*** PROVIDED RECORDS
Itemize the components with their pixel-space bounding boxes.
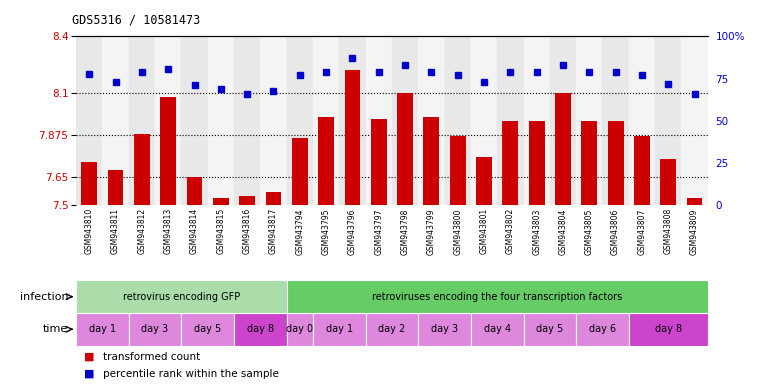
Bar — [313, 313, 365, 346]
Bar — [234, 313, 287, 346]
Text: transformed count: transformed count — [103, 352, 200, 362]
Bar — [365, 36, 392, 205]
Bar — [81, 162, 97, 205]
Bar — [129, 313, 181, 346]
Bar — [287, 36, 313, 205]
Bar — [555, 93, 571, 205]
Bar — [661, 159, 676, 205]
Bar — [497, 36, 524, 205]
Text: day 3: day 3 — [142, 324, 169, 334]
Bar — [581, 121, 597, 205]
Bar — [419, 36, 444, 205]
Bar — [287, 313, 313, 346]
Bar — [549, 36, 576, 205]
Bar — [186, 177, 202, 205]
Bar — [686, 198, 702, 205]
Bar — [260, 36, 287, 205]
Bar — [634, 136, 650, 205]
Bar — [576, 313, 629, 346]
Bar — [444, 36, 471, 205]
Text: GDS5316 / 10581473: GDS5316 / 10581473 — [72, 14, 201, 27]
Bar — [476, 157, 492, 205]
Text: day 1: day 1 — [326, 324, 353, 334]
Bar — [397, 93, 413, 205]
Bar — [208, 36, 234, 205]
Text: ■: ■ — [84, 352, 94, 362]
Bar — [471, 36, 497, 205]
Bar — [345, 70, 361, 205]
Bar — [524, 36, 549, 205]
Bar — [629, 36, 655, 205]
Text: percentile rank within the sample: percentile rank within the sample — [103, 369, 279, 379]
Bar — [108, 170, 123, 205]
Bar — [313, 36, 339, 205]
Text: day 3: day 3 — [431, 324, 458, 334]
Bar — [76, 280, 287, 313]
Bar — [213, 198, 229, 205]
Bar — [287, 280, 708, 313]
Bar — [103, 36, 129, 205]
Bar — [681, 36, 708, 205]
Bar — [608, 121, 623, 205]
Text: retrovirus encoding GFP: retrovirus encoding GFP — [123, 291, 240, 302]
Bar — [392, 36, 419, 205]
Bar — [155, 36, 181, 205]
Bar — [76, 313, 129, 346]
Text: day 4: day 4 — [484, 324, 511, 334]
Bar — [365, 313, 419, 346]
Text: day 0: day 0 — [286, 324, 314, 334]
Text: retroviruses encoding the four transcription factors: retroviruses encoding the four transcrip… — [372, 291, 622, 302]
Bar — [129, 36, 155, 205]
Bar — [266, 192, 282, 205]
Text: day 5: day 5 — [537, 324, 563, 334]
Bar — [292, 138, 307, 205]
Bar — [576, 36, 603, 205]
Bar — [76, 36, 103, 205]
Text: time: time — [43, 324, 68, 334]
Bar — [318, 117, 334, 205]
Text: day 1: day 1 — [89, 324, 116, 334]
Text: day 6: day 6 — [589, 324, 616, 334]
Bar — [450, 136, 466, 205]
Bar — [234, 36, 260, 205]
Bar — [713, 142, 729, 205]
Bar — [181, 313, 234, 346]
Bar — [529, 121, 545, 205]
Text: day 5: day 5 — [194, 324, 221, 334]
Bar — [371, 119, 387, 205]
Bar — [181, 36, 208, 205]
Bar — [134, 134, 150, 205]
Bar — [502, 121, 518, 205]
Bar — [655, 36, 681, 205]
Text: day 8: day 8 — [654, 324, 682, 334]
Bar — [603, 36, 629, 205]
Bar — [423, 117, 439, 205]
Bar — [471, 313, 524, 346]
Text: infection: infection — [20, 291, 68, 302]
Text: ■: ■ — [84, 369, 94, 379]
Bar — [339, 36, 365, 205]
Bar — [629, 313, 708, 346]
Bar — [239, 196, 255, 205]
Bar — [524, 313, 576, 346]
Bar — [419, 313, 471, 346]
Bar — [161, 96, 176, 205]
Text: day 2: day 2 — [378, 324, 406, 334]
Text: day 8: day 8 — [247, 324, 274, 334]
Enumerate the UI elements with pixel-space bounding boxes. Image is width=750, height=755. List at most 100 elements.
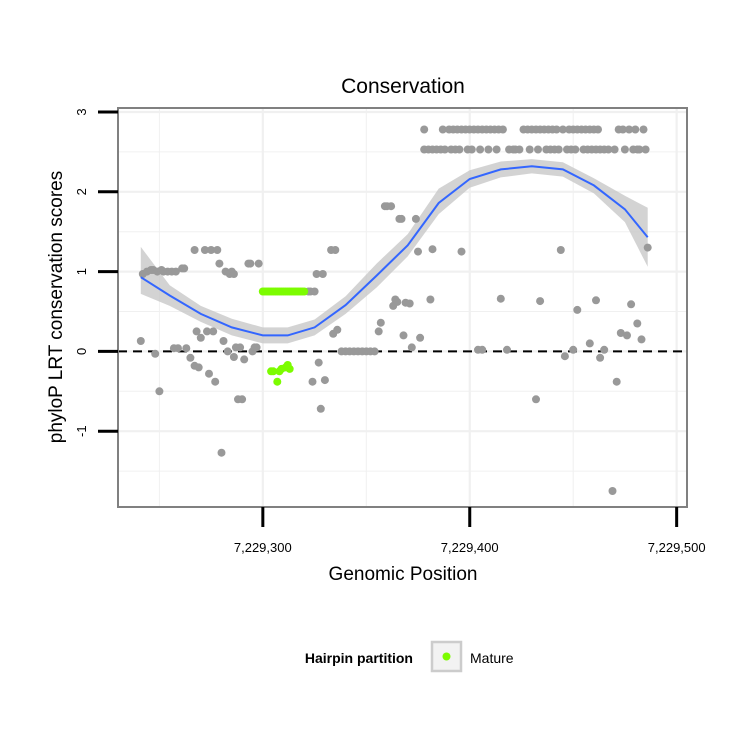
- data-point-score: [223, 347, 232, 356]
- data-point-score: [211, 377, 220, 386]
- y-tick-label: 1: [74, 268, 89, 275]
- data-point-score: [604, 145, 613, 154]
- data-point-score: [399, 331, 408, 340]
- data-point-score: [639, 125, 648, 134]
- data-point-score: [397, 214, 406, 223]
- data-point-score: [411, 214, 420, 223]
- data-point-score: [213, 246, 222, 254]
- data-point-score: [641, 145, 650, 154]
- data-point-score: [476, 145, 485, 154]
- data-point-score: [171, 267, 180, 276]
- data-point-score: [552, 125, 561, 134]
- data-point-score: [457, 247, 466, 256]
- data-point-score: [205, 369, 213, 378]
- data-point-score: [478, 345, 487, 354]
- data-point-score: [496, 294, 505, 303]
- data-point-score: [416, 333, 425, 342]
- data-point-score: [610, 145, 619, 154]
- data-point-score: [331, 246, 340, 254]
- data-point-score: [438, 125, 447, 134]
- data-point-score: [229, 270, 238, 278]
- data-point-score: [536, 297, 545, 306]
- data-point-score: [573, 305, 582, 314]
- data-point-score: [308, 377, 317, 386]
- data-point-score: [620, 145, 629, 154]
- x-tick-label: 7,229,300: [234, 540, 292, 555]
- data-point-score: [316, 404, 325, 413]
- data-point-score: [503, 345, 511, 354]
- data-point-score: [219, 337, 228, 345]
- data-point-score: [616, 329, 625, 337]
- data-point-mature: [273, 377, 282, 386]
- data-point-score: [534, 145, 542, 154]
- data-point-score: [207, 246, 216, 254]
- data-point-score: [236, 343, 245, 352]
- data-point-score: [633, 319, 642, 328]
- data-point-score: [600, 345, 609, 354]
- data-point-score: [571, 145, 580, 154]
- data-point-score: [558, 125, 567, 134]
- y-tick-label: 3: [74, 108, 89, 115]
- data-point-score: [592, 296, 600, 305]
- data-point-score: [238, 395, 247, 404]
- data-point-score: [320, 376, 329, 385]
- plot-panel: [118, 108, 687, 507]
- smooth-trend-line: [140, 165, 649, 337]
- data-point-score: [246, 259, 255, 268]
- data-point-score: [594, 125, 602, 134]
- data-point-score: [155, 387, 164, 396]
- data-point-score: [405, 299, 414, 308]
- x-tick-label: 7,229,500: [648, 540, 706, 555]
- data-point-score: [374, 327, 383, 336]
- data-point-score: [393, 297, 402, 306]
- data-point-score: [387, 202, 396, 211]
- data-point-score: [240, 355, 249, 364]
- data-point-score: [414, 247, 422, 256]
- legend-label-mature: Mature: [470, 650, 514, 666]
- data-point-score: [440, 145, 449, 154]
- data-point-score: [623, 331, 631, 340]
- data-point-score: [420, 125, 429, 134]
- data-point-score: [190, 246, 199, 254]
- data-point-score: [560, 352, 569, 361]
- data-point-score: [467, 145, 476, 154]
- data-point-score: [254, 259, 263, 268]
- data-point-score: [631, 125, 640, 134]
- data-point-score: [318, 270, 327, 278]
- data-point-score: [209, 327, 218, 336]
- plot-panel-border: [117, 107, 688, 508]
- data-point-score: [215, 259, 224, 268]
- x-axis-title: Genomic Position: [329, 564, 478, 585]
- data-point-score: [314, 358, 323, 367]
- data-point-score: [612, 377, 621, 386]
- data-point-score: [585, 339, 594, 348]
- data-point-score: [186, 353, 195, 362]
- data-point-score: [426, 295, 435, 304]
- legend-title: Hairpin partition: [305, 650, 413, 666]
- data-point-score: [525, 145, 534, 154]
- y-tick-label: 2: [74, 188, 89, 195]
- data-point-score: [174, 344, 182, 353]
- y-tick-label: -1: [74, 425, 89, 437]
- smooth-confidence-ribbon: [140, 159, 648, 344]
- data-point-score: [151, 349, 160, 358]
- data-point-score: [484, 145, 493, 154]
- data-point-score: [608, 487, 617, 495]
- data-point-score: [492, 145, 501, 154]
- data-point-score: [252, 343, 261, 352]
- data-point-score: [182, 344, 191, 353]
- x-tick-label: 7,229,400: [441, 540, 499, 555]
- data-point-score: [203, 327, 211, 336]
- data-point-score: [637, 335, 646, 344]
- data-point-score: [194, 363, 203, 372]
- data-point-score: [310, 287, 319, 296]
- data-point-score: [200, 246, 209, 254]
- data-point-score: [554, 145, 563, 154]
- data-point-score: [192, 327, 201, 336]
- y-tick-label: 0: [74, 348, 89, 355]
- data-point-score: [428, 245, 437, 254]
- data-point-score: [596, 353, 605, 362]
- data-point-score: [407, 343, 416, 352]
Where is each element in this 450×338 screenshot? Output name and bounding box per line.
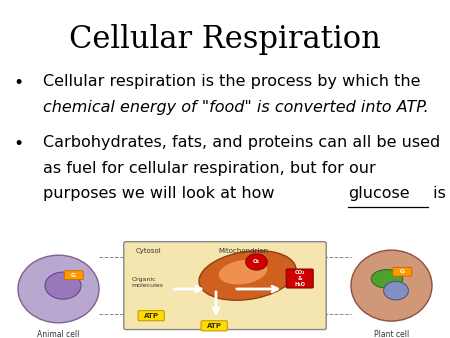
Ellipse shape <box>371 270 403 288</box>
Circle shape <box>246 254 267 270</box>
Text: Cellular Respiration: Cellular Respiration <box>69 24 381 55</box>
Text: is used.: is used. <box>428 186 450 201</box>
Text: as fuel for cellular respiration, but for our: as fuel for cellular respiration, but fo… <box>43 161 375 175</box>
Text: Carbohydrates, fats, and proteins can all be used: Carbohydrates, fats, and proteins can al… <box>43 135 440 150</box>
Text: chemical energy of "food" is converted into ATP.: chemical energy of "food" is converted i… <box>43 100 428 115</box>
Text: •: • <box>14 135 24 153</box>
Ellipse shape <box>383 281 409 300</box>
FancyBboxPatch shape <box>201 321 227 331</box>
FancyBboxPatch shape <box>138 311 164 321</box>
Text: ATP: ATP <box>207 323 222 329</box>
Text: G: G <box>71 273 76 277</box>
FancyBboxPatch shape <box>124 242 326 330</box>
Ellipse shape <box>219 260 267 285</box>
Text: Animal cell: Animal cell <box>37 330 80 338</box>
Ellipse shape <box>18 255 99 323</box>
Ellipse shape <box>199 251 296 300</box>
Text: G: G <box>400 269 405 274</box>
Ellipse shape <box>351 250 432 321</box>
Text: Plant cell: Plant cell <box>374 330 409 338</box>
FancyBboxPatch shape <box>64 271 83 280</box>
FancyBboxPatch shape <box>286 269 313 288</box>
Text: ATP: ATP <box>144 313 159 319</box>
Text: purposes we will look at how: purposes we will look at how <box>43 186 279 201</box>
FancyBboxPatch shape <box>393 267 412 276</box>
Text: CO₂
&
H₂O: CO₂ & H₂O <box>294 270 305 287</box>
Text: O₂: O₂ <box>253 260 260 264</box>
Text: •: • <box>14 74 24 92</box>
Ellipse shape <box>45 272 81 299</box>
Text: Mitochondrion: Mitochondrion <box>218 248 268 255</box>
Text: Cellular respiration is the process by which the: Cellular respiration is the process by w… <box>43 74 420 89</box>
Text: Organic
molecules: Organic molecules <box>131 277 163 288</box>
Text: Cytosol: Cytosol <box>136 248 162 255</box>
Text: glucose: glucose <box>348 186 410 201</box>
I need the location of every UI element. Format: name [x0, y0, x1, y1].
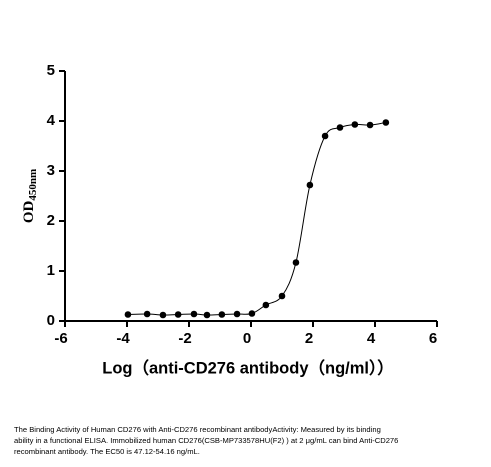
******
* WORK ITEM: Restate word for word, please, the line containing "Where is each" and all lines after it through the end of the material; the pictures do not belong in the copy.

* EXERCISE SOLUTION:
Where is each element in this 450×338 screenshot? Output name and bounding box per line.
Ellipse shape <box>371 270 403 288</box>
Circle shape <box>246 254 267 270</box>
Text: Cellular Respiration: Cellular Respiration <box>69 24 381 55</box>
Text: is used.: is used. <box>428 186 450 201</box>
Text: as fuel for cellular respiration, but for our: as fuel for cellular respiration, but fo… <box>43 161 375 175</box>
Text: Carbohydrates, fats, and proteins can all be used: Carbohydrates, fats, and proteins can al… <box>43 135 440 150</box>
Text: chemical energy of "food" is converted into ATP.: chemical energy of "food" is converted i… <box>43 100 428 115</box>
Text: •: • <box>14 135 24 153</box>
Ellipse shape <box>383 281 409 300</box>
FancyBboxPatch shape <box>201 321 227 331</box>
FancyBboxPatch shape <box>138 311 164 321</box>
Text: ATP: ATP <box>207 323 222 329</box>
Text: G: G <box>71 273 76 277</box>
FancyBboxPatch shape <box>124 242 326 330</box>
Ellipse shape <box>219 260 267 285</box>
Text: Animal cell: Animal cell <box>37 330 80 338</box>
Ellipse shape <box>18 255 99 323</box>
Ellipse shape <box>199 251 296 300</box>
Text: G: G <box>400 269 405 274</box>
Ellipse shape <box>351 250 432 321</box>
Text: Plant cell: Plant cell <box>374 330 409 338</box>
FancyBboxPatch shape <box>64 271 83 280</box>
FancyBboxPatch shape <box>286 269 313 288</box>
Text: ATP: ATP <box>144 313 159 319</box>
Text: purposes we will look at how: purposes we will look at how <box>43 186 279 201</box>
FancyBboxPatch shape <box>393 267 412 276</box>
Text: CO₂
&
H₂O: CO₂ & H₂O <box>294 270 305 287</box>
Text: O₂: O₂ <box>253 260 260 264</box>
Text: •: • <box>14 74 24 92</box>
Ellipse shape <box>45 272 81 299</box>
Text: Mitochondrion: Mitochondrion <box>218 248 268 255</box>
Text: Cellular respiration is the process by which the: Cellular respiration is the process by w… <box>43 74 420 89</box>
Text: Organic
molecules: Organic molecules <box>131 277 163 288</box>
Text: Cytosol: Cytosol <box>136 248 162 255</box>
Text: glucose: glucose <box>348 186 410 201</box>
I need the location of every UI element. Format: name [x0, y0, x1, y1].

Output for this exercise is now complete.